Stored entries:
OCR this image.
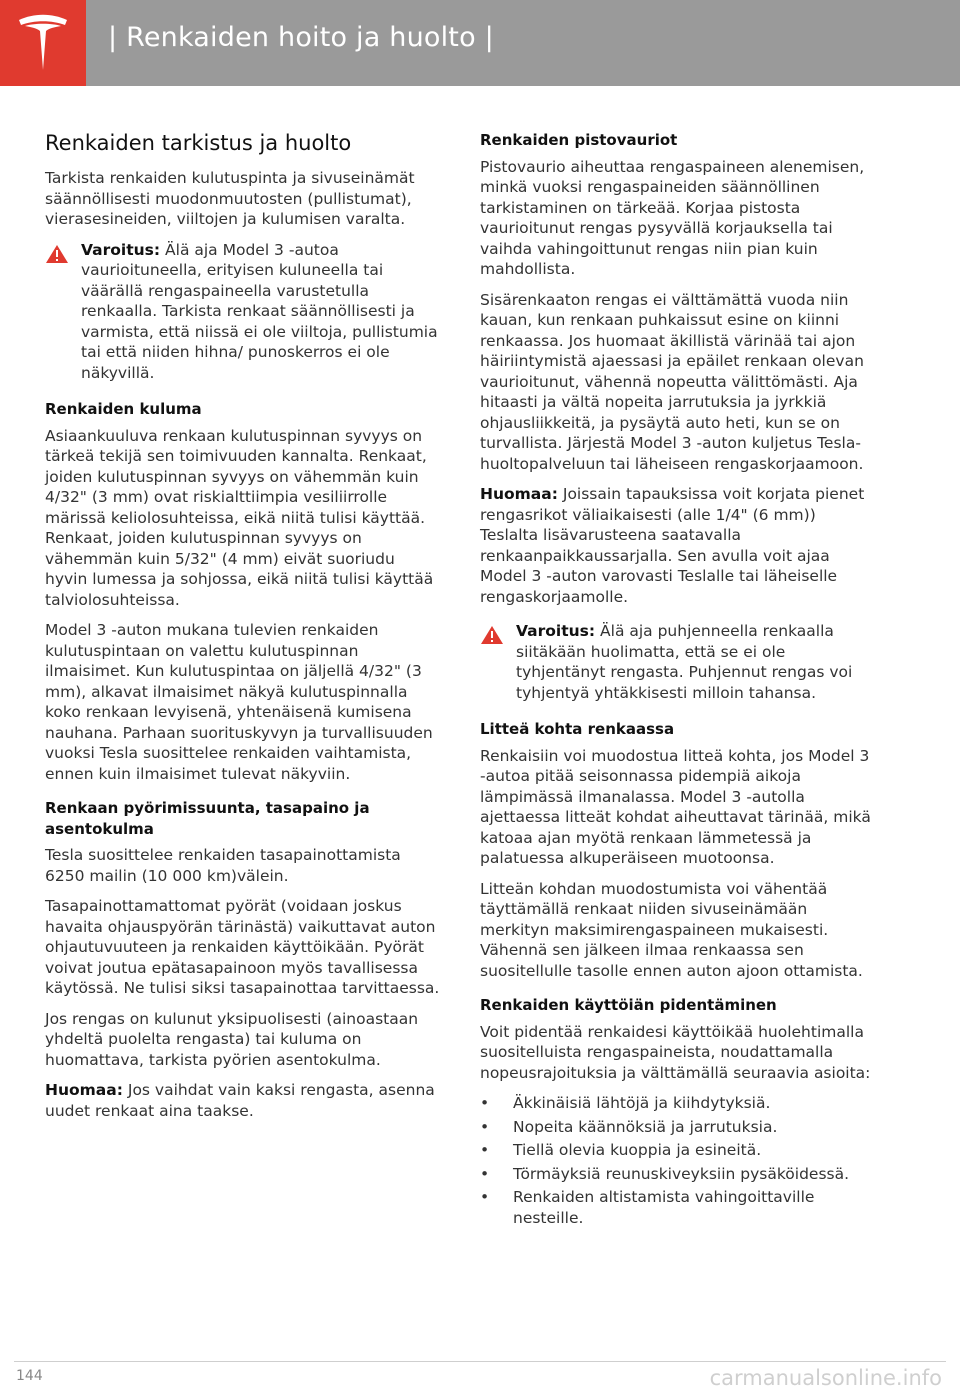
| Renkaiden hoito ja huolto |
Renkaiden tarkistus ja huolto

Tarkista renkaiden kulutuspinta ja sivuseinämät säännöllisesti muodonmuutosten (pullistumat), vierasesineiden, viiltojen ja kulumisen varalta.

Varoitus: Älä aja Model 3 -autoa vaurioituneella, erityisen kuluneella tai väärällä rengaspaineella varustetulla renkaalla. Tarkista renkaat säännöllisesti ja varmista, että niissä ei ole viiltoja, pullistumia tai että niiden hihna/ punoskerros ei ole näkyvillä.
Renkaiden kuluma

Asiaankuuluva renkaan kulutuspinnan syvyys on tärkeä tekijä sen toimivuuden kannalta. Renkaat, joiden kulutuspinnan syvyys on vähemmän kuin 4/32" (3 mm) ovat riskialttiimpia vesiliirrolle märissä keliolosuhteissa, eikä niitä tulisi käyttää. Renkaat, joiden kulutuspinnan syvyys on vähemmän kuin 5/32" (4 mm) eivät suoriudu hyvin lumessa ja sohjossa, eikä niitä tulisi käyttää talviolosuhteissa.

Model 3 -auton mukana tulevien renkaiden kulutuspintaan on valettu kulutuspinnan ilmaisimet. Kun kulutuspintaa on jäljellä 4/32" (3 mm), alkavat ilmaisimet näkyä kulutuspinnalla koko renkaan levyisenä, yhtenäisenä kumisena nauhana. Parhaan suorituskyvyn ja turvallisuuden vuoksi Tesla suosittelee renkaiden vaihtamista, ennen kuin ilmaisimet tulevat näkyviin.

Renkaan pyörimissuunta, tasapaino ja asentokulma

Tesla suosittelee renkaiden tasapainottamista 6250 mailin (10 000 km)välein.

Tasapainottamattomat pyörät (voidaan joskus havaita ohjauspyörän tärinästä) vaikuttavat auton ohjautuvuuteen ja renkaiden käyttöikään. Pyörät voivat joutua epätasapainoon myös tavallisessa käytössä. Ne tulisi siksi tasapainottaa tarvittaessa.

Jos rengas on kulunut yksipuolisesti (ainoastaan yhdeltä puolelta rengasta) tai kuluma on huomattava, tarkista pyörien asentokulma.

Huomaa: Jos vaihdat vain kaksi rengasta, asenna uudet renkaat aina taakse.

Renkaiden pistovauriot

Pistovaurio aiheuttaa rengaspaineen alenemisen, minkä vuoksi rengaspaineiden säännöllinen tarkistaminen on tärkeää. Korjaa pistosta vaurioitunut rengas pysyvällä korjauksella tai vaihda vahingoittunut rengas niin pian kuin mahdollista.

Sisärenkaaton rengas ei välttämättä vuoda niin kauan, kun renkaan puhkaissut esine on kiinni renkaassa. Jos huomaat äkillistä värinää tai ajon häiriintymistä ajaessasi ja epäilet renkaan olevan vaurioitunut, vähennä nopeutta välittömästi. Aja hitaasti ja vältä nopeita jarrutuksia ja jyrkkiä ohjausliikkeitä, ja pysäytä auto heti, kun se on turvallista. Järjestä Model 3 -auton kuljetus Tesla-huoltopalveluun tai läheiseen rengaskorjaamoon.

Huomaa: Joissain tapauksissa voit korjata pienet rengasrikot väliaikaisesti (alle 1/4" (6 mm)) Teslalta lisävarusteena saatavalla renkaanpaikkaussarjalla. Sen avulla voit ajaa Model 3 -auton varovasti Teslalle tai läheiselle rengaskorjaamolle.

Varoitus: Älä aja puhjenneella renkaalla siitäkään huolimatta, että se ei ole tyhjentänyt rengasta. Puhjennut rengas voi tyhjentyä yhtäkkisesti milloin tahansa.
Litteä kohta renkaassa

Renkaisiin voi muodostua litteä kohta, jos Model 3 -autoa pitää seisonnassa pidempiä aikoja lämpimässä ilmanalassa. Model 3 -autolla ajettaessa litteät kohdat aiheuttavat tärinää, mikä katoaa ajan myötä renkaan lämmetessä ja palatuessa alkuperäiseen muotoonsa.

Litteän kohdan muodostumista voi vähentää täyttämällä renkaat niiden sivuseinämään merkityn maksimirengaspaineen mukaisesti. Vähennä sen jälkeen ilmaa renkaassa sen suositellulle tasolle ennen auton ajoon ottamista.

Renkaiden käyttöiän pidentäminen

Voit pidentää renkaidesi käyttöikää huolehtimalla suositelluista rengaspaineista, noudattamalla nopeusrajoituksia ja välttämällä seuraavia asioita:

•	Äkkinäisiä lähtöjä ja kiihdytyksiä.
•	Nopeita käännöksiä ja jarrutuksia.
•	Tiellä olevia kuoppia ja esineitä.
•	Törmäyksiä reunuskiveyksiin pysäköidessä.
•	Renkaiden altistamista vahingoittaville nesteille.
144	carmanualsonline.info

*Prompt:* Pull out every line of the records that includes the string "asentokulma".

*Right answer:*
Renkaan pyörimissuunta, tasapaino ja asentokulma
Jos rengas on kulunut yksipuolisesti (ainoastaan yhdeltä puolelta rengasta) tai kuluma on huomattava, tarkista pyörien asentokulma.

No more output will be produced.